[Source excerpt]
Where the conduct involves manufacture or use of forged licensing agreements, fictitious assignment deeds, bogus invoices, forged authorisation records documents which are manufactured to give the appearance of legitimate trademark ownership offences relating to forgery and use of forged document under the BNS may apply.

3 The Companies Act, 2013 adds an additional dimension where there are falsifications of trademark rights ownership in company reports, financial statements, prospectuses or other investor documents. Ownership of trademark rights, registration, exclusive use are assets. False statements about them in investor documents are not just bad titles. It is corporate fraud with ramifications under the disclosure and liability laws of companies.

Counterfeiting at Scale - IP infringement or economic crime?

Probably the most obvious and well known example of this phenomenon is trademark counterfeiting, yet here, too, the law has not kept up with commerce.

The Trade Marks Act, 1999 has criminal offences. Section 102 makes it a crime to falsify a trademark. Section 103 criminalises the unauthorised use of a trademark. Section 104 relates to the sale, possession or offer for sale of goods bearing a false trademark. Section 105 provides for higher penalties for repeat offenders.

[Stored data]
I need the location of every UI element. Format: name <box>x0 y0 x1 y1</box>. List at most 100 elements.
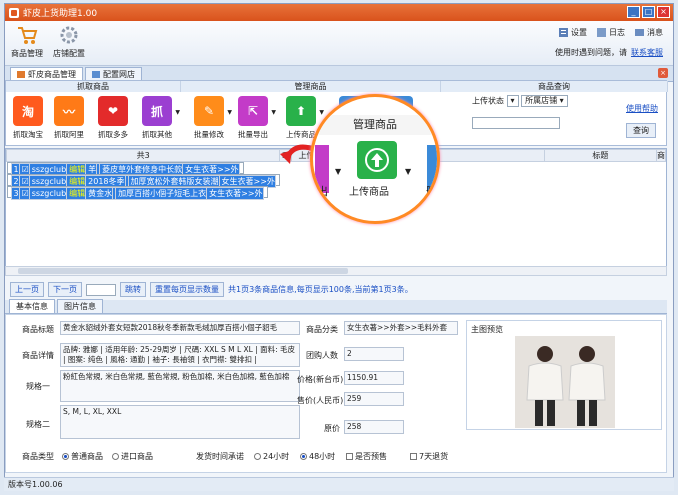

[Set tasks]
a) Give the trademark excerpt again, starting with "Where the conduct" and going on through "or economic crime?", and swap in "brand" wherever "trademark" appears.
b) Turn the paragraph of the trademark excerpt that begins "The Trade Marks Act, 1999" into a short list that keeps its main facts.
c) Write what follows the last sentence of the trademark excerpt.

[Answers given]
a)
Where the conduct involves manufacture or use of forged licensing agreements, fictitious assignment deeds, bogus invoices, forged authorisation records documents which are manufactured to give the appearance of legitimate brand ownership offences relating to forgery and use of forged document under the BNS may apply.

3 The Companies Act, 2013 adds an additional dimension where there are falsifications of brand rights ownership in company reports, financial statements, prospectuses or other investor documents. Ownership of brand rights, registration, exclusive use are assets. False statements about them in investor documents are not just bad titles. It is corporate fraud with ramifications under the disclosure and liability laws of companies.

Counterfeiting at Scale - IP infringement or economic crime?

b)
The Trade Marks Act, 1999 sets out criminal offences:
- Section 102: falsifying a trademark
- Section 103: unauthorized use of a trademark
- Section 104: selling, possessing or offering for sale goods that bear a false trademark
- Section 105: higher penalties for repeat offenders

c)
These provisions are not bad in themselves. But they were not visionary at the time of the Act. They were premised on a system in which counterfeiting was typically limited to a retailer copying a trademark, a shopkeeper selling fakes. They don't deal well with the organised financial networks involved in large-scale counterfeiting.

Large-scale counterfeit networks are not only IP theft. They are networks of economic fraud with shell companies, hidden incomes, faked supply chain, tax avoidance, regulatory avoidance. When the gains of that counterfeiting operations are then funneled through legitimate business or financial channels, 4 The Prevention of Money Laundering Act, 2002 (PMLA) kicks in. Although trademark infringement in and of itself is not necessarily regarded as a scheduled offence under the PMLA, many of the related acts - such as forgery, cheating, fraud, counterfeiting of documents - can amount to predicate offences whose proceeds fall within the ambit of the PMLA. At that stage, you have a non-IP case. You are talking about economic organised crime.

The Dimension of Public Revenue that is Overlooked

The public revenue angle is one of those aspects which is commonly overlooked in trademark infringement cases and which should be given more attention.

5 Where goods are imported with incorrect brand declarations, or undervalued and misdescribed to avoid customs duty and IP enforcement at the border, 6 The Customs Act, 1962 applies. Customs can already seize infringing imports under 7 the Intellectual Property Rights (Imported Goods) Enforcement Rules, 2007. However, if the importation also involves undervaluing, or making false statements, then it becomes a case of customs fraud and the subject matter moves from IP infringement to customs evasion in an entirely different regulatory regime with different enforcement instruments and much more serious penalties.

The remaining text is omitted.